*TEXT BLOCK*.
--- Begin ---

OPCODE 15 is an IF statement..i think, different from OPCODE 14
I found out it doesn't jump, unless you click on the mouse...
Ah, so that's what it's doing. The only difference between 14 and 15 is that 14 immediately sets the file pointer to the resulting offset while 15 just stores it at 0x420570. I wasn't sure why it was doing that since I had verified that it was a jump opcode.
黒い灯影, do you think it's safe to assume that 15 is the opcode that defines the action of skipping the intro (SOGNA screen and Viper logo) to the story selection menu, for example?
EDIT: Just found out that [1E] stops a playing PCM and that [19] plays a MIDI. Also, [1A] stops a playing MIDI. List updated.
EDIT2: A lot of these opcodes seem to be doing thread-related work behind the scenes, I see [08], [09], [0B], [0C], [0D], [43] calling 'WaitForSingleObject' and 'ReleaseMutex'. They're doing other stuff in-between but for now they should probably be saved for last..
-
Here's my notes thus far. I'm able to decompile about 80% of the V6 WIN instructions so far. I'm also listing the ones that are confirmed first, and the ones that are guesses or not as sure about underneath to clearly deliniate what is "known" vs what is not.
Some of this clarifies your questions about certain opcodes (like 15)
Confirmed:
00
Stop command (usually only shows up at end of file)
01 left_low left_high top_low top_high
Set viewport position (in pixels)
02 width_low width_high height_low height_high
Set viewport size (in pixels)
03 slot {filename} 00
Load ANM file and associate with image slot. Filename is terminated by null character and does not require .ANM extension.
05 color frames_low frames_high
Fade in from color (00=black, FF=white). Frames is number of frame refreshes (at 30 per second?) it takes to completely fade in.
06 color frames_low frames_high
Fade out to color (00=black, FF=white). Frames is number of frame refreshes (at 30 per second?) it takes to completely fade out.
07 slot
Set viewport palette to match ANM file associated with specified slot (This is a Windows GDI requirement for 8 bit graphics. It doesn't have much use in today's world.)
0C slot
Render ANM file in specified slot. Always seems to follow 0A.
0E
Wait for hotzone selection.
13 hundredth_of_seconds_low hundredth_of_seconds_high
Sleep for the specified number of hundredth-seconds. (A value of 100 sleeps for one second.)
14 pointer_low pointer_high
Jump to specific pointer.
15 pointer_low pointer_high
Jump on hotzone selection. I beleive value register 0 holds FFFF until input is made. If no input is made a following opcode 14 usually jumps back up and checks 15 again until input is made. (I know what the opcode does, just not how the register values are set to influence it.)
19 loop slot
Play MIDI in specified audio slot. If loop is nonzero, it should loop; if zero, it will play just once. Only one MIDI can play at once.
1A
Stop playing MIDI file. Since only one can be playing at a time, there is not slot to specify.
1B slot {filename} 00
Load specified MIDI file to audio slot (but don't play.) Slots generally begin at 2 becuase the audio streams are shared between MIDI and PCM. Slots 0 and 1 would generally be used by voice and sound effects. Filename is terminated by null character and does not require .MID extension.
1D slot {filename} 00
Immediately play specified PCM file to audio slot. Slot should be 0 or 1. Filename is terminated by null character and does not require .PCM extension.

--- End ---

*Records of element boxes*.
--- Begin ---

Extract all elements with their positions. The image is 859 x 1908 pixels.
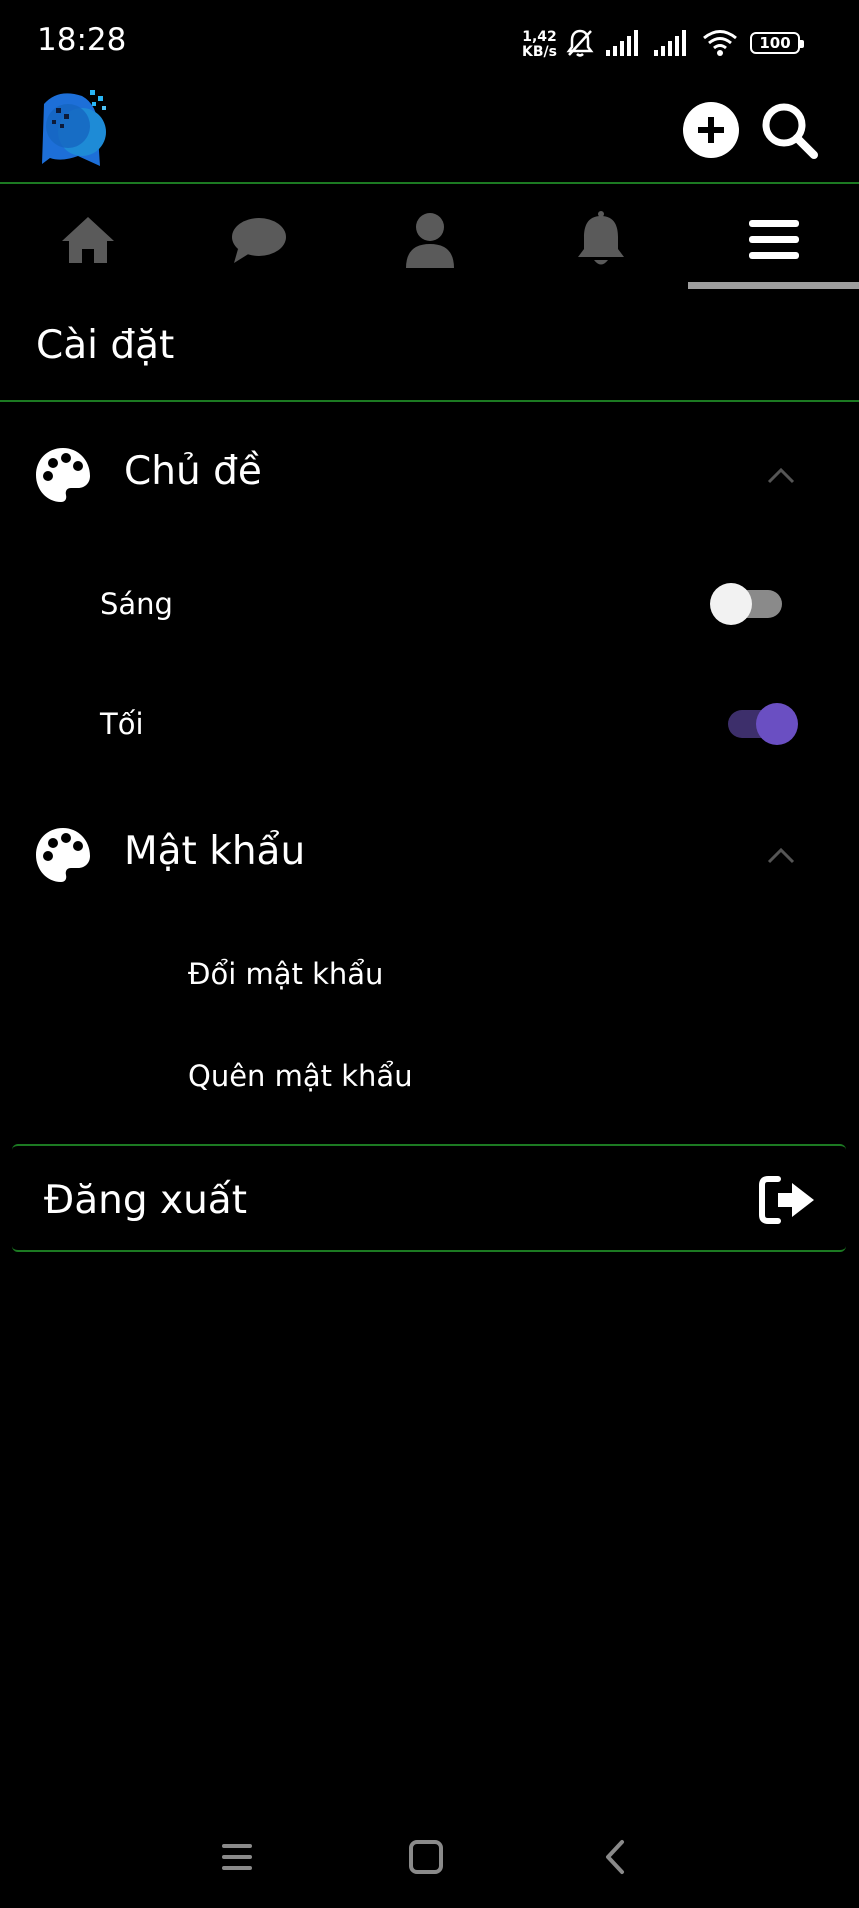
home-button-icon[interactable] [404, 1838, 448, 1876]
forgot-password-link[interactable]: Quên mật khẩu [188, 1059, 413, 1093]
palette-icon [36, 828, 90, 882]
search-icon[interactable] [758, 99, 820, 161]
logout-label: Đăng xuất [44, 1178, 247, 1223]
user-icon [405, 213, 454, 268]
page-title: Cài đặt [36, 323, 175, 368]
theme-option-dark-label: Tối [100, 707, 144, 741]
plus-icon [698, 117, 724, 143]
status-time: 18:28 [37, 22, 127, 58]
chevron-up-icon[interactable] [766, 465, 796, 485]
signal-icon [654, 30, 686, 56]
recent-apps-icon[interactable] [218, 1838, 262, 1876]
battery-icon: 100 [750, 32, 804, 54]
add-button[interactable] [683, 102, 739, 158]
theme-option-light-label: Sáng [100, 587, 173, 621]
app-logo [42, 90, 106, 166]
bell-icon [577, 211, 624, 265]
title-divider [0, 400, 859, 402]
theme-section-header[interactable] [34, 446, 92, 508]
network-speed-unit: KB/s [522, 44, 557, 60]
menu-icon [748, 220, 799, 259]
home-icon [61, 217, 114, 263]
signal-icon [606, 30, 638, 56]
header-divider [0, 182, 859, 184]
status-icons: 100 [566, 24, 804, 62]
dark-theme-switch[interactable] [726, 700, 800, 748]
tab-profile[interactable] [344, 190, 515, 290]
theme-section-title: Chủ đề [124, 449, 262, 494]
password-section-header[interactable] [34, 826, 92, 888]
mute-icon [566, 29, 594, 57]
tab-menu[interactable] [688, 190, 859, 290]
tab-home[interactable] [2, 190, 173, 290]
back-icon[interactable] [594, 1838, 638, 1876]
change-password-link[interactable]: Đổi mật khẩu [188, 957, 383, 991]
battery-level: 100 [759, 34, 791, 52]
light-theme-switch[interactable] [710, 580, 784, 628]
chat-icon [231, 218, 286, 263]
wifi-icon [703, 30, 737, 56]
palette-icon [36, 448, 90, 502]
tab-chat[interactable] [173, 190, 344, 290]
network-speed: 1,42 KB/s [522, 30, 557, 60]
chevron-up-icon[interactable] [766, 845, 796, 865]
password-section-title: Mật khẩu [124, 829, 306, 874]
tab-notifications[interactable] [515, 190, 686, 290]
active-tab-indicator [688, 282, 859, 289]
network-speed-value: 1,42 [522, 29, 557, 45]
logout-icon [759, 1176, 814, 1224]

--- End ---

*EXERCISE DESCRIPTION*.
Copy word for word the passage of the opcode discussion beginning with "06 color frames_low" and going on through "completely fade out.".

*ANSWER TO THE PROBLEM*.
06 color frames_low frames_high
Fade out to color (00=black, FF=white). Frames is number of frame refreshes (at 30 per second?) it takes to completely fade out.